Was als Nächstes geschieht: «Sie verlieren einen schlechten Mieter und gewinnen einen guten Nachbarn», sagte der konservative britische Abgeordnete Daniel Hannan an die Adresse der EU. Bleibt zu hoffen, dass er recht behält. Der bisherige Brexit-Prozess legt eher nahe, dass beide Seiten weiter zäh verhandeln und sich zum einen oder anderen Notfall­gipfel werden treffen müssen.

Gedenken an die Gräuel des Holocaust

Darum geht es: Am 27. Januar 1945 hat die Rote Armee die 7500 noch lebenden Gefangenen aus dem Konzentrations­lager Auschwitz-Birkenau befreit. Über 200 Überlebende und rund 50 hochrangige Staats­vertreter sind am Montag für eine Gedenkzeremonie in Auschwitz zusammengekommen.

→ AUFGELISTETE ZEILEN:
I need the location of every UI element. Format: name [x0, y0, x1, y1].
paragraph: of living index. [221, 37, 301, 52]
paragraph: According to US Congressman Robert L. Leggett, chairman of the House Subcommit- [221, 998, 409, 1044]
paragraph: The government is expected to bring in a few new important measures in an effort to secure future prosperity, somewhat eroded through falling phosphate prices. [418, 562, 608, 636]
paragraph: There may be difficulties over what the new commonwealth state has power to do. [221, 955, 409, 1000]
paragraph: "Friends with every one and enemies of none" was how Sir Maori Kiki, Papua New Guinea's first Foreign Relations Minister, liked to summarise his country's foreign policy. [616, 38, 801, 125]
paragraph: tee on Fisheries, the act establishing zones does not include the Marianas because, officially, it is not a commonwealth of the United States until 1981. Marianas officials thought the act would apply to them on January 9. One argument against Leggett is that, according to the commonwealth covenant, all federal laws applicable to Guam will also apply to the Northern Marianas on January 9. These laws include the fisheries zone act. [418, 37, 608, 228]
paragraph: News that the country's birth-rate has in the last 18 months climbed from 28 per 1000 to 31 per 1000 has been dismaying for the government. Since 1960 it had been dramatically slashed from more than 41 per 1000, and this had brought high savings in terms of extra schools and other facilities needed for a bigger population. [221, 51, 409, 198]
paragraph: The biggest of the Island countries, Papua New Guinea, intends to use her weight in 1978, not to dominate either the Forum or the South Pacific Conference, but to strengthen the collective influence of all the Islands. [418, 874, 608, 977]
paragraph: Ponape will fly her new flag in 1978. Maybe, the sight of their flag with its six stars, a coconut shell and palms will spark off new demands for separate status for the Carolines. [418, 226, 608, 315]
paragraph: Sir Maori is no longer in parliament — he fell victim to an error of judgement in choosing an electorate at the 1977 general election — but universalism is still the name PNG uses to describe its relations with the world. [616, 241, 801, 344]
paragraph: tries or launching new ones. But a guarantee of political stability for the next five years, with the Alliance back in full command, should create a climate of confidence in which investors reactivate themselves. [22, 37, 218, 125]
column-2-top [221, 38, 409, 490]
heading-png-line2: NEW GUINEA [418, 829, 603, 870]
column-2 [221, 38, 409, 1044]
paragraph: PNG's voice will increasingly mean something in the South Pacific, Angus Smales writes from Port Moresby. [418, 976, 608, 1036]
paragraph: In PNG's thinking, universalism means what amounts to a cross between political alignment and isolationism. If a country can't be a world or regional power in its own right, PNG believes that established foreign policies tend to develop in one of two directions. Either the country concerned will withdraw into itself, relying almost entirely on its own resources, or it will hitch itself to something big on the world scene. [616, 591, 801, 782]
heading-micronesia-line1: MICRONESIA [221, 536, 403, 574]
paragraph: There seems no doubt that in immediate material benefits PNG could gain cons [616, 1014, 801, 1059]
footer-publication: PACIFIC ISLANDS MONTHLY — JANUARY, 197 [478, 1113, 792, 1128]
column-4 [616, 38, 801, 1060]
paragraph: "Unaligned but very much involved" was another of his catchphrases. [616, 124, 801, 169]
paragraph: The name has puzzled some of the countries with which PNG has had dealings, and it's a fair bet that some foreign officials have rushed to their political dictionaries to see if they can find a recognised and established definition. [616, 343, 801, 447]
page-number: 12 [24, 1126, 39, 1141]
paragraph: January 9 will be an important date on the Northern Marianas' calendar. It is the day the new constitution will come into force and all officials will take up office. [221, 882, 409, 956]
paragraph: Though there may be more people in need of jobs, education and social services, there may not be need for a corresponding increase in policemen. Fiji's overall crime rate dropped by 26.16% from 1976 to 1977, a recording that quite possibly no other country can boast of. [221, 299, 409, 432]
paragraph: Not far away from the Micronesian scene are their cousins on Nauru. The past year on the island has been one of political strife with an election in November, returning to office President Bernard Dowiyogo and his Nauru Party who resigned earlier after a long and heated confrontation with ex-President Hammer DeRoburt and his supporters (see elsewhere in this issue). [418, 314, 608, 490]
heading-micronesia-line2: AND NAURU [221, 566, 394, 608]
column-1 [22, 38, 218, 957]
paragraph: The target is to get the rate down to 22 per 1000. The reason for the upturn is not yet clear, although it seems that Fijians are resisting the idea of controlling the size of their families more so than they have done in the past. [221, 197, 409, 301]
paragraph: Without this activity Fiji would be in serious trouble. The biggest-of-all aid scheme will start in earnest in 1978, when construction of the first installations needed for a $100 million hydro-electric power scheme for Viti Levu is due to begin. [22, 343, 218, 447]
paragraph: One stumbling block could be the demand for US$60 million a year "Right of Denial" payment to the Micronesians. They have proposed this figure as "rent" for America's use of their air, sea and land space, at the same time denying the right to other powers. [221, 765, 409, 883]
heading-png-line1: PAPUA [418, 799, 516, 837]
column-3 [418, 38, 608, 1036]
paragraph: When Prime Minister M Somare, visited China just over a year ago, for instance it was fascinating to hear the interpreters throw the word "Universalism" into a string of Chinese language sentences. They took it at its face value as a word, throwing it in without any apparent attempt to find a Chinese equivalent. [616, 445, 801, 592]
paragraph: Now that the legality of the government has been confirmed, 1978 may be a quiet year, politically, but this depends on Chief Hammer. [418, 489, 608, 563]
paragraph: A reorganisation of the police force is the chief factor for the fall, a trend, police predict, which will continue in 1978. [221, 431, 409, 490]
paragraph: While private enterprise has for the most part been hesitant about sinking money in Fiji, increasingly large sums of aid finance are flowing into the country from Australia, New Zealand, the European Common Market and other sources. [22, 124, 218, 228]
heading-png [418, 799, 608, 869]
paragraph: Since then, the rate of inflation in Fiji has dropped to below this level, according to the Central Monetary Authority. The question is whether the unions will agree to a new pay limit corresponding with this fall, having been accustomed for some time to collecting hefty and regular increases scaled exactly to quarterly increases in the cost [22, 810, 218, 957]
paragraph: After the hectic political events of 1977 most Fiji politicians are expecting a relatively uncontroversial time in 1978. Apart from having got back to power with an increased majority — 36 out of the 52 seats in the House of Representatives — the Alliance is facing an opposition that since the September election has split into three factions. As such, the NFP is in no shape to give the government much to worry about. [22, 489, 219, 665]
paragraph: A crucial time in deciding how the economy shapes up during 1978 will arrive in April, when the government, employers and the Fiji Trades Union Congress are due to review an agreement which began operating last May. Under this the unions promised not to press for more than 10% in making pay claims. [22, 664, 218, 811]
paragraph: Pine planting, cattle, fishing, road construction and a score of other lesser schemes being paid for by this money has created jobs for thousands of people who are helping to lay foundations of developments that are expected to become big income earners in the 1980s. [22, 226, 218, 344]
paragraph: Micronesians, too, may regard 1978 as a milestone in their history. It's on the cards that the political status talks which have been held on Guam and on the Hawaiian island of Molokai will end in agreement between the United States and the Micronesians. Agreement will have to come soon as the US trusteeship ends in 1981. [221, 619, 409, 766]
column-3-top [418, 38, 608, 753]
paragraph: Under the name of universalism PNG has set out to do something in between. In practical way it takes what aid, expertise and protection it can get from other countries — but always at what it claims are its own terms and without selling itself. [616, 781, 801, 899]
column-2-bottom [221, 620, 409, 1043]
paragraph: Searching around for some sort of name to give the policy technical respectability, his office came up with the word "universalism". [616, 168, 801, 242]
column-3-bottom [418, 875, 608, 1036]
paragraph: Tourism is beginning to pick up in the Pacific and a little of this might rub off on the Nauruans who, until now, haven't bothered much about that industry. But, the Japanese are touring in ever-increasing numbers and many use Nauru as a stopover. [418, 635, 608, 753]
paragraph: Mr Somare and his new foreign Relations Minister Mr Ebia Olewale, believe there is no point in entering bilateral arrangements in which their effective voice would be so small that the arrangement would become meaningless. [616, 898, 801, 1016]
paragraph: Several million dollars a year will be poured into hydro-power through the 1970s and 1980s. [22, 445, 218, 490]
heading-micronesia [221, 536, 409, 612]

→ AUFGABE 1: Gib den Abschnitt des Textauszugs von „Was als Nächstes“ bis „in Auschwitz zusammengekommen.“ unverändert zurück.
→ AUFGABE 2: Nenne alle Zahlen, die im Textauszug in Ziffern geschrieben sind, in der Reihenfolge ihres Auftretens.
Die Zeilen sind eigenständiges Material und gehören nicht zum Textauszug.

→ ERWARTETE AUSGABE 1:
Was als Nächstes geschieht: «Sie verlieren einen schlechten Mieter und gewinnen einen guten Nachbarn», sagte der konservative britische Abgeordnete Daniel Hannan an die Adresse der EU. Bleibt zu hoffen, dass er recht behält. Der bisherige Brexit-Prozess legt eher nahe, dass beide Seiten weiter zäh verhandeln und sich zum einen oder anderen Notfall­gipfel werden treffen müssen.

Gedenken an die Gräuel des Holocaust

Darum geht es: Am 27. Januar 1945 hat die Rote Armee die 7500 noch lebenden Gefangenen aus dem Konzentrations­lager Auschwitz-Birkenau befreit. Über 200 Überlebende und rund 50 hochrangige Staats­vertreter sind am Montag für eine Gedenkzeremonie in Auschwitz zusammengekommen.

→ ERWARTETE AUSGABE 2: 27, 1945, 7500, 200, 50